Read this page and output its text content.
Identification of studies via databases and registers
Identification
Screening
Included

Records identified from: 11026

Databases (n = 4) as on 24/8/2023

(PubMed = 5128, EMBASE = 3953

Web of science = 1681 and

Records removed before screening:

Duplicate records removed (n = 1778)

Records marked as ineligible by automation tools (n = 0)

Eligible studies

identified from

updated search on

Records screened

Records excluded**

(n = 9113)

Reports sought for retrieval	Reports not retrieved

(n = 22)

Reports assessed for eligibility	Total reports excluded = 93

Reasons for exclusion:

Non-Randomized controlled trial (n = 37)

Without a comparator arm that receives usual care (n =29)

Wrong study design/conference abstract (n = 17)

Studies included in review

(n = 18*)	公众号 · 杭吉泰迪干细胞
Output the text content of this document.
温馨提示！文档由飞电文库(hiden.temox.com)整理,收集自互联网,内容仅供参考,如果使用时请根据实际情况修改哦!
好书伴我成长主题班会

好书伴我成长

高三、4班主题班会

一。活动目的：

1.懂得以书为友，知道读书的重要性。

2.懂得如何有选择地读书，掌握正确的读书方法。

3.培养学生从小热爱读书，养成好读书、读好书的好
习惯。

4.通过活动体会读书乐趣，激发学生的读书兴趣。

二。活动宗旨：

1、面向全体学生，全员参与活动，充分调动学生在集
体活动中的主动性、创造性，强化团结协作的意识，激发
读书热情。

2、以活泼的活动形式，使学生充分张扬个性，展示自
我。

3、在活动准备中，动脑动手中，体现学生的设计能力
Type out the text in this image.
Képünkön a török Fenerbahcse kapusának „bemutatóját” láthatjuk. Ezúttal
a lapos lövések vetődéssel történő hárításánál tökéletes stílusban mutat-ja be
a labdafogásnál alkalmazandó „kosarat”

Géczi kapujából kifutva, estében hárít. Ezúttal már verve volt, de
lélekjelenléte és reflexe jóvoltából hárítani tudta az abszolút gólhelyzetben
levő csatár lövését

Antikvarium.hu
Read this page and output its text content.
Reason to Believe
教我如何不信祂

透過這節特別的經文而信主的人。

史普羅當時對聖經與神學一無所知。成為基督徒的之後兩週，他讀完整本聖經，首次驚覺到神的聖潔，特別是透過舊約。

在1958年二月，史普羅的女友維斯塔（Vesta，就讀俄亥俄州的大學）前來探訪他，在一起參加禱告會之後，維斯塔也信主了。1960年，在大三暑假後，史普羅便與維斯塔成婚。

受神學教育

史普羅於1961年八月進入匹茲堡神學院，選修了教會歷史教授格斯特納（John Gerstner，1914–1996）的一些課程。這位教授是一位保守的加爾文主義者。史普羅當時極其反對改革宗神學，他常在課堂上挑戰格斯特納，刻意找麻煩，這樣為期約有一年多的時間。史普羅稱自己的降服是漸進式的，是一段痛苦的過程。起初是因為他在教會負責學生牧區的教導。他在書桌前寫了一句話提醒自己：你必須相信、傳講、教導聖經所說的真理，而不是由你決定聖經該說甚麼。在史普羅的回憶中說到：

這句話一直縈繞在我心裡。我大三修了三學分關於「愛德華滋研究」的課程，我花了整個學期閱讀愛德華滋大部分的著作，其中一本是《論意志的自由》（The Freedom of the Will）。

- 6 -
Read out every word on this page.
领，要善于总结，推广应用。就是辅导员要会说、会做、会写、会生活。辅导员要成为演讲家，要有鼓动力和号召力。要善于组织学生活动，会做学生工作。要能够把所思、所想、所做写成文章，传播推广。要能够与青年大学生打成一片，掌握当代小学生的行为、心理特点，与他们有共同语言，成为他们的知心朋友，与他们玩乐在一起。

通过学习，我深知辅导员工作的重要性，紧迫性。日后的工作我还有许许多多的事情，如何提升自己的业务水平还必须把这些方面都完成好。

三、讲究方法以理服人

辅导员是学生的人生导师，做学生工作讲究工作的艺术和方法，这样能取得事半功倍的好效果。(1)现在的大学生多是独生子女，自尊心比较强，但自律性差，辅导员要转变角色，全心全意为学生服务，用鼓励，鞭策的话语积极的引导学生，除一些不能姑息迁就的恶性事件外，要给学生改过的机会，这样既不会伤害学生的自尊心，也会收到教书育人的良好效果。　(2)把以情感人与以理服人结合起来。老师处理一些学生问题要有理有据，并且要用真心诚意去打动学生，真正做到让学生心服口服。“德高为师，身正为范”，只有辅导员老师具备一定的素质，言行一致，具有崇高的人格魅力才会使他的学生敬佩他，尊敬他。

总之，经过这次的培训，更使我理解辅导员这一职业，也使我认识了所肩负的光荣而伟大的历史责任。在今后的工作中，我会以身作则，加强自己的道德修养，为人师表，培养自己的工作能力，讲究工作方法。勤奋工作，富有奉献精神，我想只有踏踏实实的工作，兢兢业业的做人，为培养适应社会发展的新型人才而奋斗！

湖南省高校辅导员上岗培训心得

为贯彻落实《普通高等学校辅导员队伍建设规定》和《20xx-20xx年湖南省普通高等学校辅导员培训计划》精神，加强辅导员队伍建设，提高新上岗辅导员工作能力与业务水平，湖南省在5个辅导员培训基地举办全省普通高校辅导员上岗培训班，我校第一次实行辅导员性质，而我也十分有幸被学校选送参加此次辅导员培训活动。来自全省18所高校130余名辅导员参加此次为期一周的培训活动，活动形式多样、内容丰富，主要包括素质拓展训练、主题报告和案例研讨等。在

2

□ □ □

Short exercise: Collect every line above that contains the word "text".

Solution:
Read this page and output its text content.
Output the text content of this document.
Type out the text in this image.
Read this page and output its text content.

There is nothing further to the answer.